Exercise goal – Your task is to repeat the entries word for word while leaving out the pictures.

──────

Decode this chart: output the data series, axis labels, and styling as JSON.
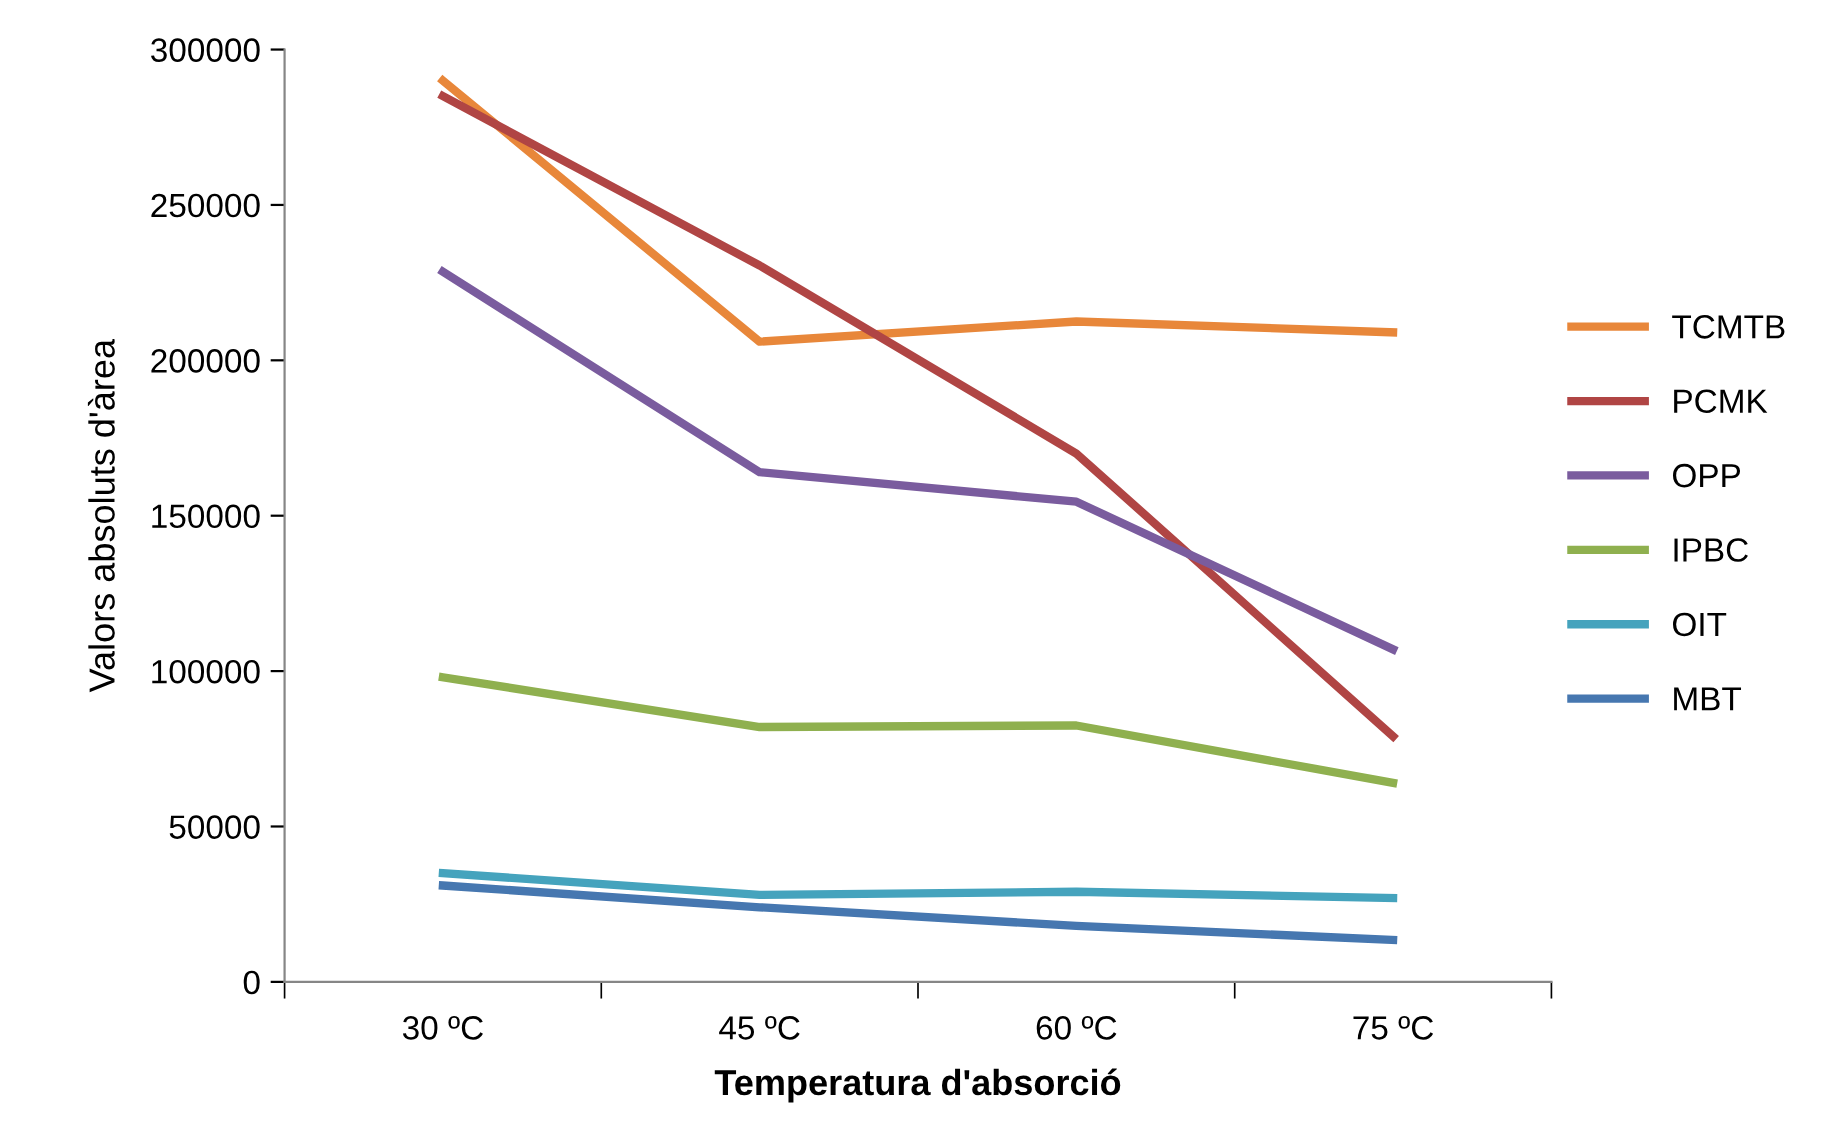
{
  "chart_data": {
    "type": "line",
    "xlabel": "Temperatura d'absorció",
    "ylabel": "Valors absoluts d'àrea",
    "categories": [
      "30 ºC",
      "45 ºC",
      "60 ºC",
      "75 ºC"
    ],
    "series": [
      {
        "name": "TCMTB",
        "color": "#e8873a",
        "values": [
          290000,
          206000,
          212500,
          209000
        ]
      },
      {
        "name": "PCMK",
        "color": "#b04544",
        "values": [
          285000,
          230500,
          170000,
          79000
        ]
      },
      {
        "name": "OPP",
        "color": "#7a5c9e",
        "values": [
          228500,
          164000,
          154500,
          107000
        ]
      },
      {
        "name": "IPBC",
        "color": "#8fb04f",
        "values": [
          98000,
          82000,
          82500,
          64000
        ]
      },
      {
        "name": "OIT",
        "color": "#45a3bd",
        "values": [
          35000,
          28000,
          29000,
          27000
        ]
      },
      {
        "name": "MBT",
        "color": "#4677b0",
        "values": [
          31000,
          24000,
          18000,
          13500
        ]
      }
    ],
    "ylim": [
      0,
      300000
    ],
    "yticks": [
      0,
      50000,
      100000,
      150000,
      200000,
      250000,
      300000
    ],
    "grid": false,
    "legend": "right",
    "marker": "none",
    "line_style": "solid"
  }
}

──────

Full solution –
Decode this chart: output the data series, axis labels, and styling as JSON.
{
  "chart_data": {
    "type": "line",
    "xlabel": "Temperatura d'absorció",
    "ylabel": "Valors absoluts d'àrea",
    "categories": [
      "30 ºC",
      "45 ºC",
      "60 ºC",
      "75 ºC"
    ],
    "series": [
      {
        "name": "TCMTB",
        "color": "#e8873a",
        "values": [
          290000,
          206000,
          212500,
          209000
        ]
      },
      {
        "name": "PCMK",
        "color": "#b04544",
        "values": [
          285000,
          230500,
          170000,
          79000
        ]
      },
      {
        "name": "OPP",
        "color": "#7a5c9e",
        "values": [
          228500,
          164000,
          154500,
          107000
        ]
      },
      {
        "name": "IPBC",
        "color": "#8fb04f",
        "values": [
          98000,
          82000,
          82500,
          64000
        ]
      },
      {
        "name": "OIT",
        "color": "#45a3bd",
        "values": [
          35000,
          28000,
          29000,
          27000
        ]
      },
      {
        "name": "MBT",
        "color": "#4677b0",
        "values": [
          31000,
          24000,
          18000,
          13500
        ]
      }
    ],
    "ylim": [
      0,
      300000
    ],
    "yticks": [
      0,
      50000,
      100000,
      150000,
      200000,
      250000,
      300000
    ],
    "grid": false,
    "legend": "right",
    "marker": "none",
    "line_style": "solid"
  }
}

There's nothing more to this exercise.